The exercise: Using the listing beneath this task, count the lines with the word "JSON" and write only the result.

-- START OF Input material --

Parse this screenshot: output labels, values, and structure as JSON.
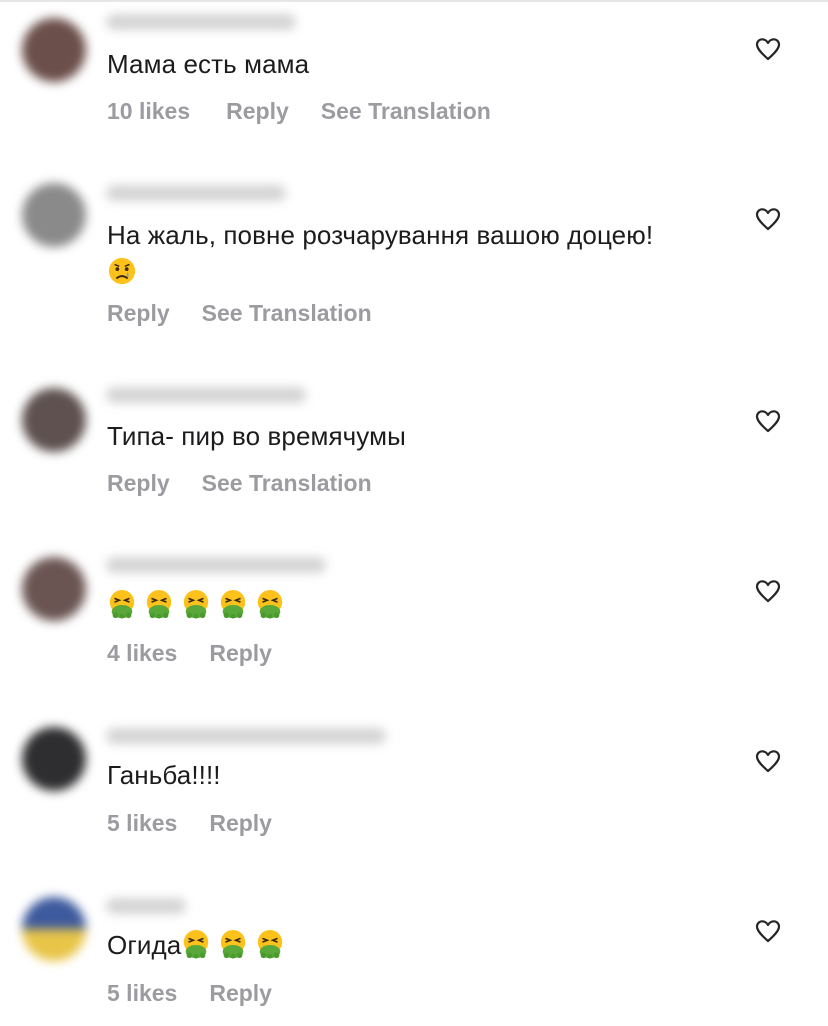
{
  "comments": [
    {
      "text": "Мама есть мама",
      "emoji": [],
      "likes": "10 likes",
      "reply": "Reply",
      "translation": "See Translation",
      "avatar_color": "#6b4f4a"
    },
    {
      "text": "На жаль, повне розчарування вашою доцею!",
      "emoji": [
        "crying-face"
      ],
      "likes": "",
      "reply": "Reply",
      "translation": "See Translation",
      "avatar_color": "#8a8a8a"
    },
    {
      "text": "Типа- пир во времячумы",
      "emoji": [],
      "likes": "",
      "reply": "Reply",
      "translation": "See Translation",
      "avatar_color": "#5e5150"
    },
    {
      "text": "",
      "emoji": [
        "vomiting-face",
        "vomiting-face",
        "vomiting-face",
        "vomiting-face",
        "vomiting-face"
      ],
      "likes": "4 likes",
      "reply": "Reply",
      "translation": "",
      "avatar_color": "#6a5552"
    },
    {
      "text": "Ганьба!!!!",
      "emoji": [],
      "likes": "5 likes",
      "reply": "Reply",
      "translation": "",
      "avatar_color": "#2e2e30"
    },
    {
      "text": "Огида",
      "emoji": [
        "vomiting-face",
        "vomiting-face",
        "vomiting-face"
      ],
      "likes": "5 likes",
      "reply": "Reply",
      "translation": "",
      "avatar_color": "#3d5a9e"
    }
  ],
  "icons": {
    "like": "heart-outline-icon"
  },
  "colors": {
    "text": "#1c1c1e",
    "secondary": "#9b9ba0",
    "background": "#ffffff"
  }
}
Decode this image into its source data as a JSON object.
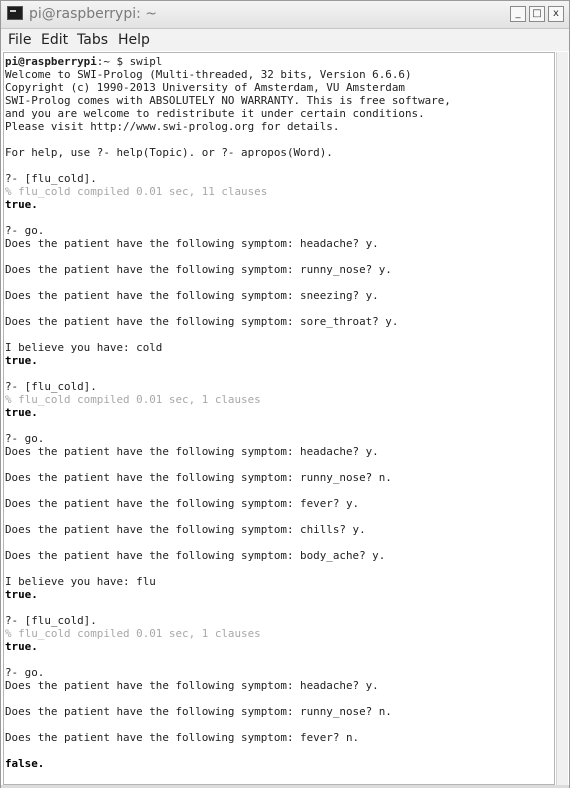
{
  "window": {
    "title": "pi@raspberrypi: ~",
    "minimize_label": "_",
    "maximize_label": "□",
    "close_label": "x"
  },
  "menu": {
    "items": [
      "File",
      "Edit",
      "Tabs",
      "Help"
    ]
  },
  "terminal": {
    "prompt_user": "pi@raspberrypi",
    "prompt_rest": ":~ $ swipl",
    "lines": [
      {
        "text": "Welcome to SWI-Prolog (Multi-threaded, 32 bits, Version 6.6.6)",
        "style": "normal"
      },
      {
        "text": "Copyright (c) 1990-2013 University of Amsterdam, VU Amsterdam",
        "style": "normal"
      },
      {
        "text": "SWI-Prolog comes with ABSOLUTELY NO WARRANTY. This is free software,",
        "style": "normal"
      },
      {
        "text": "and you are welcome to redistribute it under certain conditions.",
        "style": "normal"
      },
      {
        "text": "Please visit http://www.swi-prolog.org for details.",
        "style": "normal"
      },
      {
        "text": "",
        "style": "normal"
      },
      {
        "text": "For help, use ?- help(Topic). or ?- apropos(Word).",
        "style": "normal"
      },
      {
        "text": "",
        "style": "normal"
      },
      {
        "text": "?- [flu_cold].",
        "style": "normal"
      },
      {
        "text": "% flu_cold compiled 0.01 sec, 11 clauses",
        "style": "gray"
      },
      {
        "text": "true.",
        "style": "bold"
      },
      {
        "text": "",
        "style": "normal"
      },
      {
        "text": "?- go.",
        "style": "normal"
      },
      {
        "text": "Does the patient have the following symptom: headache? y.",
        "style": "normal"
      },
      {
        "text": "",
        "style": "normal"
      },
      {
        "text": "Does the patient have the following symptom: runny_nose? y.",
        "style": "normal"
      },
      {
        "text": "",
        "style": "normal"
      },
      {
        "text": "Does the patient have the following symptom: sneezing? y.",
        "style": "normal"
      },
      {
        "text": "",
        "style": "normal"
      },
      {
        "text": "Does the patient have the following symptom: sore_throat? y.",
        "style": "normal"
      },
      {
        "text": "",
        "style": "normal"
      },
      {
        "text": "I believe you have: cold",
        "style": "normal"
      },
      {
        "text": "true.",
        "style": "bold"
      },
      {
        "text": "",
        "style": "normal"
      },
      {
        "text": "?- [flu_cold].",
        "style": "normal"
      },
      {
        "text": "% flu_cold compiled 0.01 sec, 1 clauses",
        "style": "gray"
      },
      {
        "text": "true.",
        "style": "bold"
      },
      {
        "text": "",
        "style": "normal"
      },
      {
        "text": "?- go.",
        "style": "normal"
      },
      {
        "text": "Does the patient have the following symptom: headache? y.",
        "style": "normal"
      },
      {
        "text": "",
        "style": "normal"
      },
      {
        "text": "Does the patient have the following symptom: runny_nose? n.",
        "style": "normal"
      },
      {
        "text": "",
        "style": "normal"
      },
      {
        "text": "Does the patient have the following symptom: fever? y.",
        "style": "normal"
      },
      {
        "text": "",
        "style": "normal"
      },
      {
        "text": "Does the patient have the following symptom: chills? y.",
        "style": "normal"
      },
      {
        "text": "",
        "style": "normal"
      },
      {
        "text": "Does the patient have the following symptom: body_ache? y.",
        "style": "normal"
      },
      {
        "text": "",
        "style": "normal"
      },
      {
        "text": "I believe you have: flu",
        "style": "normal"
      },
      {
        "text": "true.",
        "style": "bold"
      },
      {
        "text": "",
        "style": "normal"
      },
      {
        "text": "?- [flu_cold].",
        "style": "normal"
      },
      {
        "text": "% flu_cold compiled 0.01 sec, 1 clauses",
        "style": "gray"
      },
      {
        "text": "true.",
        "style": "bold"
      },
      {
        "text": "",
        "style": "normal"
      },
      {
        "text": "?- go.",
        "style": "normal"
      },
      {
        "text": "Does the patient have the following symptom: headache? y.",
        "style": "normal"
      },
      {
        "text": "",
        "style": "normal"
      },
      {
        "text": "Does the patient have the following symptom: runny_nose? n.",
        "style": "normal"
      },
      {
        "text": "",
        "style": "normal"
      },
      {
        "text": "Does the patient have the following symptom: fever? n.",
        "style": "normal"
      },
      {
        "text": "",
        "style": "normal"
      },
      {
        "text": "false.",
        "style": "bold"
      }
    ]
  },
  "colors": {
    "text": "#1e1e1e",
    "comment": "#a8a8a8",
    "background": "#ffffff"
  }
}
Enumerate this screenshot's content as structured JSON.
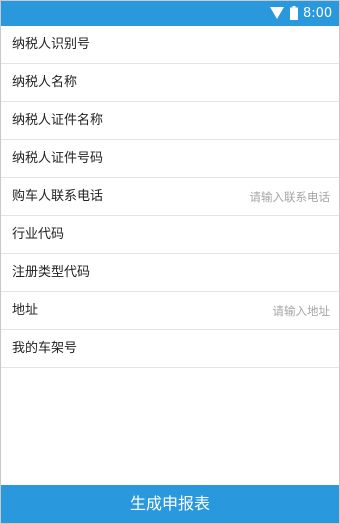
{
  "status_bar": {
    "time": "8:00",
    "icons": [
      "wifi-icon",
      "battery-icon"
    ],
    "color": "#2a98dd"
  },
  "form": {
    "fields": [
      {
        "label": "纳税人识别号",
        "placeholder": "",
        "value": ""
      },
      {
        "label": "纳税人名称",
        "placeholder": "",
        "value": ""
      },
      {
        "label": "纳税人证件名称",
        "placeholder": "",
        "value": ""
      },
      {
        "label": "纳税人证件号码",
        "placeholder": "",
        "value": ""
      },
      {
        "label": "购车人联系电话",
        "placeholder": "请输入联系电话",
        "value": ""
      },
      {
        "label": "行业代码",
        "placeholder": "",
        "value": ""
      },
      {
        "label": "注册类型代码",
        "placeholder": "",
        "value": ""
      },
      {
        "label": "地址",
        "placeholder": "请输入地址",
        "value": ""
      },
      {
        "label": "我的车架号",
        "placeholder": "",
        "value": ""
      }
    ]
  },
  "submit_button": {
    "label": "生成申报表",
    "color": "#2a98dd"
  }
}
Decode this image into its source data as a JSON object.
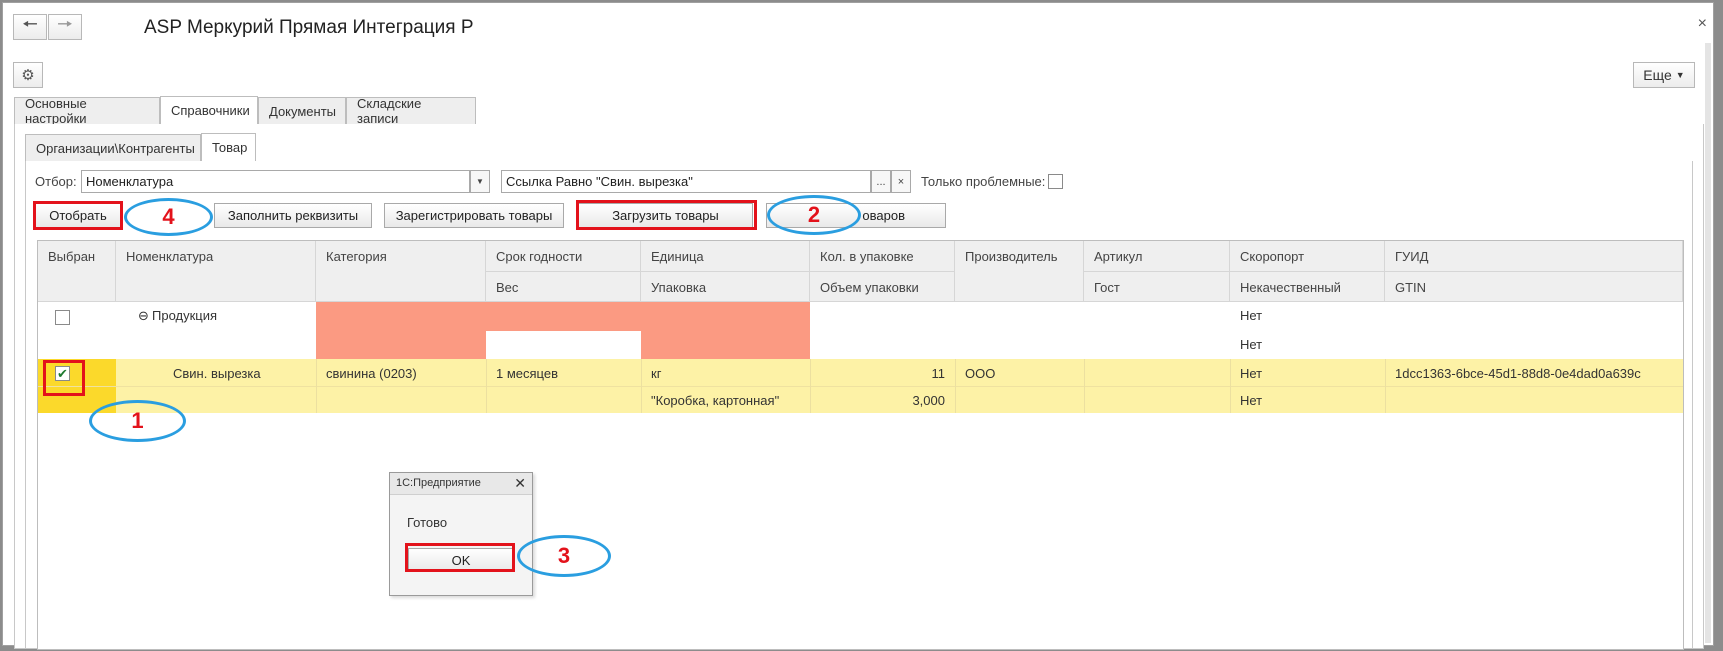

-- END OF Input material --

Solution: 4